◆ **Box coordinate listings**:
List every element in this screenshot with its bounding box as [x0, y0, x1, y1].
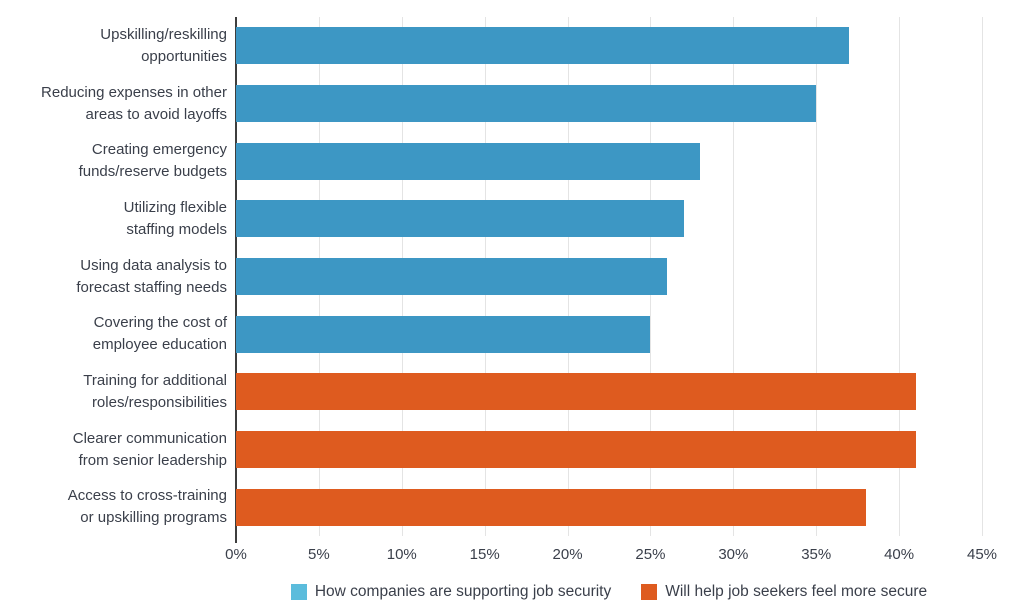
chart-row: Using data analysis to forecast staffing … [0, 248, 982, 306]
x-tick-label: 20% [552, 546, 583, 563]
x-axis-ticks: 0% 5% 10% 15% 20% 25% 30% 35% 40% 45% [225, 546, 997, 566]
chart-row: Training for additional roles/responsibil… [0, 363, 982, 421]
category-label-line: Clearer communication [72, 429, 227, 447]
bar-companies [236, 85, 817, 122]
category-label-line: Upskilling/reskilling [100, 25, 227, 43]
bar-companies [236, 200, 684, 238]
chart-row: Reducing expenses in other areas to avoid… [0, 75, 982, 133]
x-tick-label: 45% [966, 546, 998, 563]
category-label-line: forecast staffing needs [76, 278, 227, 296]
chart-row: Clearer communication from senior leaders… [0, 421, 982, 479]
bar-jobseekers [236, 488, 866, 526]
legend-label: How companies are supporting job securit… [314, 583, 612, 600]
bar-companies [236, 142, 701, 180]
legend-swatch-icon [641, 584, 658, 600]
bar-track [236, 478, 982, 536]
bar-track [236, 190, 982, 248]
category-label: Covering the cost of employee education [0, 312, 236, 356]
category-label-line: from senior leadership [78, 451, 227, 469]
x-tick-label: 10% [386, 546, 417, 563]
bar-track [236, 363, 982, 421]
legend-swatch-icon [290, 584, 307, 600]
legend-item: Will help job seekers feel more secure [641, 583, 927, 601]
category-label-line: Covering the cost of [93, 314, 227, 332]
bar-track [236, 421, 982, 479]
bar-companies [236, 27, 850, 65]
category-label-line: or upskilling programs [80, 509, 227, 527]
category-label: Upskilling/reskilling opportunities [0, 24, 236, 68]
chart-row: Access to cross-training or upskilling pr… [0, 478, 982, 536]
grid-line [982, 17, 983, 536]
x-tick-label: 0% [225, 546, 247, 563]
bar-jobseekers [236, 431, 916, 469]
bar-track [236, 132, 982, 190]
category-label-line: areas to avoid layoffs [85, 105, 227, 123]
bar-companies [236, 258, 668, 296]
chart-row: Creating emergency funds/reserve budgets [0, 132, 982, 190]
category-label-line: funds/reserve budgets [78, 163, 227, 181]
legend-label: Will help job seekers feel more secure [665, 583, 928, 600]
category-label-line: opportunities [141, 47, 227, 65]
category-label-line: Access to cross-training [67, 487, 227, 505]
bar-track [236, 75, 982, 133]
chart-row: Utilizing flexible staffing models [0, 190, 982, 248]
category-label-line: Training for additional [83, 371, 227, 389]
grid-line [733, 17, 735, 536]
x-tick-label: 5% [308, 546, 330, 563]
category-label-line: Utilizing flexible [123, 198, 227, 216]
category-label-line: Creating emergency [91, 141, 227, 159]
x-tick-label: 30% [718, 546, 749, 563]
grid-line [816, 17, 818, 536]
category-label: Clearer communication from senior leaders… [0, 428, 236, 472]
category-label: Using data analysis to forecast staffing … [0, 255, 236, 299]
grid-line [899, 17, 901, 536]
bar-track [236, 305, 982, 363]
legend-item: How companies are supporting job securit… [290, 583, 612, 601]
x-tick-label: 25% [635, 546, 666, 563]
plot-area: Upskilling/reskilling opportunities Reduci… [0, 17, 982, 536]
chart-row: Covering the cost of employee education [0, 305, 982, 363]
bar-jobseekers [236, 373, 916, 411]
category-label: Training for additional roles/responsibil… [0, 370, 236, 414]
category-label-line: Using data analysis to [80, 256, 227, 274]
category-label: Creating emergency funds/reserve budgets [0, 139, 236, 183]
category-label: Access to cross-training or upskilling pr… [0, 485, 236, 529]
chart-row: Upskilling/reskilling opportunities [0, 17, 982, 75]
category-label: Utilizing flexible staffing models [0, 197, 236, 241]
category-label-line: Reducing expenses in other [41, 83, 227, 101]
category-label: Reducing expenses in other areas to avoid… [0, 82, 236, 126]
legend: How companies are supporting job securit… [236, 583, 982, 601]
x-tick-label: 15% [469, 546, 500, 563]
bar-track [236, 17, 982, 75]
x-tick-label: 35% [801, 546, 832, 563]
x-tick-label: 40% [884, 546, 915, 563]
bar-track [236, 248, 982, 306]
category-label-line: roles/responsibilities [91, 393, 227, 411]
bar-companies [236, 315, 651, 353]
category-label-line: staffing models [126, 220, 227, 238]
category-label-line: employee education [92, 336, 227, 354]
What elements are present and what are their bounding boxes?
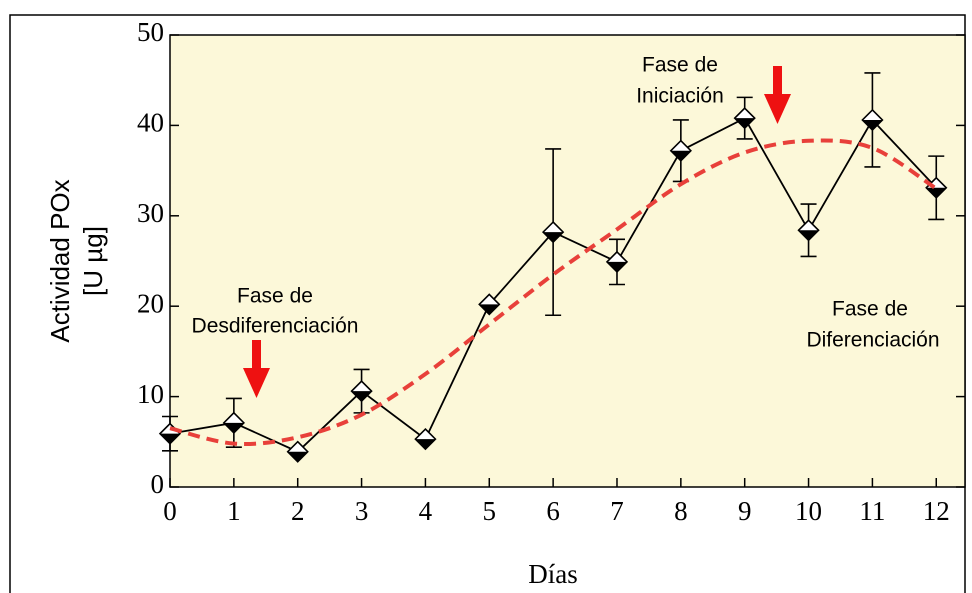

◆ **Work to complete**:
Switch "bar-track" to "bar-background" in everything from the line containing "chart-row: Using data" down to the line containing "category-label-line: or upskilling". Give back only those lines, with nothing else changed.

◆ **Reply to the task**:
chart-row: Using data analysis to forecast staffing … [0, 248, 982, 306]
x-tick-label: 20% [552, 546, 583, 563]
x-axis-ticks: 0% 5% 10% 15% 20% 25% 30% 35% 40% 45% [225, 546, 997, 566]
chart-row: Training for additional roles/responsibil… [0, 363, 982, 421]
category-label-line: Clearer communication [72, 429, 227, 447]
bar-companies [236, 85, 817, 122]
category-label-line: Upskilling/reskilling [100, 25, 227, 43]
bar-companies [236, 200, 684, 238]
chart-row: Reducing expenses in other areas to avoid… [0, 75, 982, 133]
x-tick-label: 45% [966, 546, 998, 563]
category-label-line: forecast staffing needs [76, 278, 227, 296]
chart-row: Clearer communication from senior leaders… [0, 421, 982, 479]
bar-jobseekers [236, 488, 866, 526]
legend-label: How companies are supporting job securit… [314, 583, 612, 600]
bar-companies [236, 142, 701, 180]
legend-swatch-icon [641, 584, 658, 600]
bar-background [236, 478, 982, 536]
bar-background [236, 190, 982, 248]
category-label: Covering the cost of employee education [0, 312, 236, 356]
category-label-line: from senior leadership [78, 451, 227, 469]
x-tick-label: 10% [386, 546, 417, 563]
bar-background [236, 363, 982, 421]
legend-swatch-icon [290, 584, 307, 600]
legend-item: Will help job seekers feel more secure [641, 583, 927, 601]
category-label-line: Covering the cost of [93, 314, 227, 332]
bar-background [236, 421, 982, 479]
bar-companies [236, 27, 850, 65]
category-label-line: or upskilling programs [80, 509, 227, 527]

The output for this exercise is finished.